Records from a dataset:
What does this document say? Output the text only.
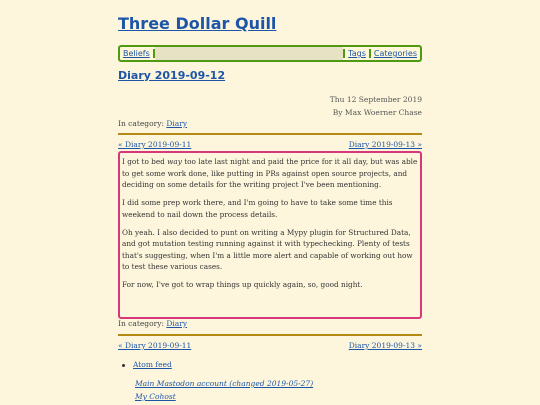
Three Dollar Quill
Beliefs	Tags	Categories
Diary 2019-09-12
Thu 12 September 2019
By Max Woerner Chase
In category: Diary
« Diary 2019-09-11	Diary 2019-09-13 »

I got to bed way too late last night and paid the price for it all day, but was able to get some work done, like putting in PRs against open source projects, and deciding on some details for the writing project I've been mentioning.

I did some prep work there, and I'm going to have to take some time this weekend to nail down the process details.

Oh yeah. I also decided to punt on writing a Mypy plugin for Structured Data, and got mutation testing running against it with typechecking. Plenty of tests that's suggesting, when I'm a little more alert and capable of working out how to test these various cases.

For now, I've got to wrap things up quickly again, so, good night.

In category: Diary
« Diary 2019-09-11	Diary 2019-09-13 »
Atom feed
Main Mastodon account (changed 2019-05-27)
My Cohost
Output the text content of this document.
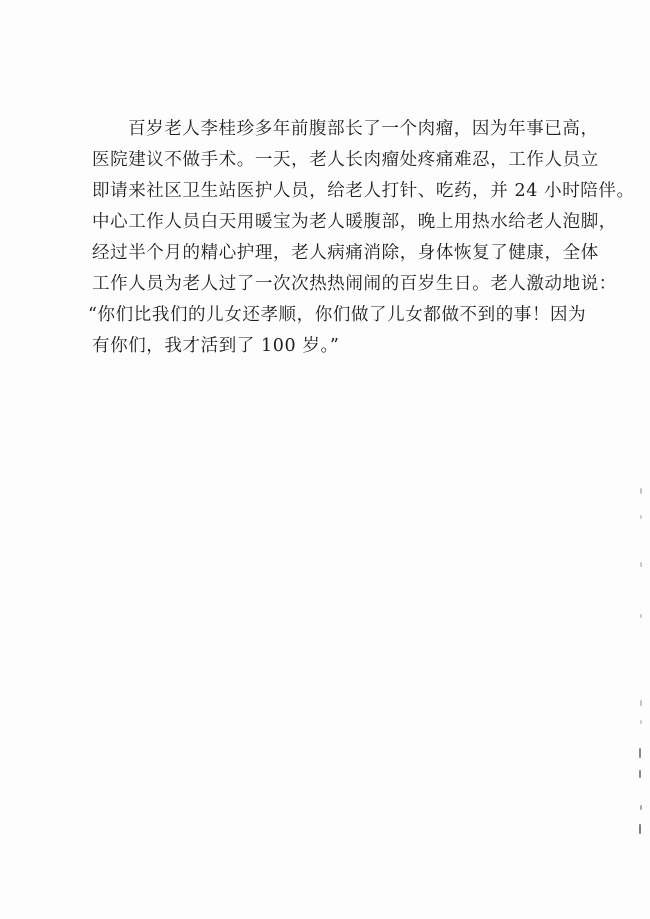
百岁老人李桂珍多年前腹部长了一个肉瘤，因为年事已高，
医院建议不做手术。一天，老人长肉瘤处疼痛难忍，工作人员立
即请来社区卫生站医护人员，给老人打针、吃药，并 24 小时陪伴。
中心工作人员白天用暖宝为老人暖腹部，晚上用热水给老人泡脚，
经过半个月的精心护理，老人病痛消除，身体恢复了健康，全体
工作人员为老人过了一次次热热闹闹的百岁生日。老人激动地说：
“你们比我们的儿女还孝顺，你们做了儿女都做不到的事！因为
有你们，我才活到了 100 岁。”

# Direction:
State the number of lines in the records that contain the string "text", and nothing more.

# Result of this exercise:
2